## WORK ORDER
Can you carry on the interview about the fraying of the neoliberal order, starting after its final sentence about international “contamination”?

==== EXERCISE PASSAGE ====

By temperament, Obama was a cautious man. Moreover, the burden of restoring to health a shattered global financial system was immense. But the more important point to make here is a different one: namely, that the neoliberal order was still hegemonic, constraining Obama’s sense of the choices available to him.

DSJ: There is a big debate on the left today regarding the question of whether the neoliberal age is coming to an end. Trump, the rise of Bernie Sanders, Biden’s Build Back Better Act, China’s rise, and the Russian invasion of Ukraine can all be used in various ways to defend this view. You agree with this perspective. What are your essential reasons for doing so?

GG: Donald Trump and Bernie Sanders were inconsequential political figures during the order’s 1990s heyday. That the two became in the 2010s the two most dynamic forces in American political life provides the best evidence that the neoliberal order was losing its hold. It was no longer constraining political choice.

Other evidence for the neoliberal order’s fracturing can be gleaned from a brief look at the erosion of support for four key planks of the neoliberal “freedom” agenda: the free movement of goods, people, information, and capital.

On the free movement of goods: During the neoliberal heyday, protectionism was a dirty word, not to be uttered by those pursuing high political office. Now it is favored by many on the right as well as on the left.

On the free movement of people: Thirty-five million people came to America between the 1960s and 2000s. Now the talk is all about walls and borders.

On the free movement of information: The instantaneous transmission of vast amounts of data and opinion to every corner of the world had been crucial to neoliberalism’s globalizing project. Now China, Russia, Turkey, and other countries are seeking to insulate their information systems from international “contamination.”

==== RECORD EXTRACTS ====

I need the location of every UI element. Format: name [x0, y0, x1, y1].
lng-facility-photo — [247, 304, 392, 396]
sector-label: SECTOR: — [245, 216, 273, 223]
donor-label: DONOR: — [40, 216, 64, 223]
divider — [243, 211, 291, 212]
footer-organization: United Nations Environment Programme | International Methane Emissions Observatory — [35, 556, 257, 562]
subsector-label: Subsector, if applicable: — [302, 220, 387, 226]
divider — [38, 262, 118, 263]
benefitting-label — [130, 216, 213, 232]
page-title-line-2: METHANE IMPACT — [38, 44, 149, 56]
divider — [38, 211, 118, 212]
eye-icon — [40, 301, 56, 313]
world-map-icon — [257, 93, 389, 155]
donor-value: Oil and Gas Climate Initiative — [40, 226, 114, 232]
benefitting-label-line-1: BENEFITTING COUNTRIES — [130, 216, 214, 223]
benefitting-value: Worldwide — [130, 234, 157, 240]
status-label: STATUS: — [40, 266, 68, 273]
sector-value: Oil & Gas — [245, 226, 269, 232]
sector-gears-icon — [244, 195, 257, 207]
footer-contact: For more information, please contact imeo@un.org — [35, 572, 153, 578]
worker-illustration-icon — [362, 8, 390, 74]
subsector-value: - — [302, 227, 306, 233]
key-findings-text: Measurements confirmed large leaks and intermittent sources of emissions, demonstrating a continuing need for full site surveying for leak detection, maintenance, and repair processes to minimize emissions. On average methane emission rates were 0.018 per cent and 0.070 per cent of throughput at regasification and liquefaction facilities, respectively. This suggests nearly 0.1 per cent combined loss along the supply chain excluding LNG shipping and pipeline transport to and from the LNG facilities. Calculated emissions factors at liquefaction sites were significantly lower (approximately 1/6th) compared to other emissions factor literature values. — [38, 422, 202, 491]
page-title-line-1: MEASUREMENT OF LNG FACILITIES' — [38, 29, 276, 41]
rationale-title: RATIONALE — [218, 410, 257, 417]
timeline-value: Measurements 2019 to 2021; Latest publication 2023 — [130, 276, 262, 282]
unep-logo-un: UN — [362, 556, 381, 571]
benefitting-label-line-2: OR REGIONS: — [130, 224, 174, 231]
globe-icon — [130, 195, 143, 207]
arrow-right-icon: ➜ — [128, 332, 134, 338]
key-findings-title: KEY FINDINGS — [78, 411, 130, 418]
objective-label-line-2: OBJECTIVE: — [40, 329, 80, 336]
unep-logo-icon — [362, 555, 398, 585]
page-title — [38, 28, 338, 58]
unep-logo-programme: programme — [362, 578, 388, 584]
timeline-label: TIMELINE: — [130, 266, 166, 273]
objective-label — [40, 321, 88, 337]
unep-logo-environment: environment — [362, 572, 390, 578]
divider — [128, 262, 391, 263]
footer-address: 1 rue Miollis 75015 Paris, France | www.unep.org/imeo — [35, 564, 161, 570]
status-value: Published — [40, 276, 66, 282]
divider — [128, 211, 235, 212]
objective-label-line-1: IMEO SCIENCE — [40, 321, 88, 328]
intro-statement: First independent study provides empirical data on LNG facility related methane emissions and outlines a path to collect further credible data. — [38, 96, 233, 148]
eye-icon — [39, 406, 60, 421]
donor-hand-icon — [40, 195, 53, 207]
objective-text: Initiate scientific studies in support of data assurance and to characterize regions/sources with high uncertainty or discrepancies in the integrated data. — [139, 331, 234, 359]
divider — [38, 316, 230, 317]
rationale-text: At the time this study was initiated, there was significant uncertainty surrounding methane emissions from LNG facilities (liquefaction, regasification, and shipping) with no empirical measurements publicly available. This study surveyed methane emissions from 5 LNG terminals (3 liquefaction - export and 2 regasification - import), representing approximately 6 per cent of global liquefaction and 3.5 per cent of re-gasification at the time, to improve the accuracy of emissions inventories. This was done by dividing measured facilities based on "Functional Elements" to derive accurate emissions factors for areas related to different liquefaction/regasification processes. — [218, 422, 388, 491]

====

## EXERCISE ANSWER
On the free movement of capital: This freedom has been the one most resistant to controls. But the actions recently taken by Western governments against Russia as well as against its oligarchs living abroad—freeing or seizing assets, denying the state and its people the opportunity to move money from one country to another or to convert their funds from one currency to another—constitute a major strike against that freedom.

Day by day, now, a new world is taking shape. Elements of neoliberalism will survive this transition. But neoliberalism as a political order is finished.

DSJ: Doesn’t Biden’s lackluster presidency give you reason to reconsider your prediction?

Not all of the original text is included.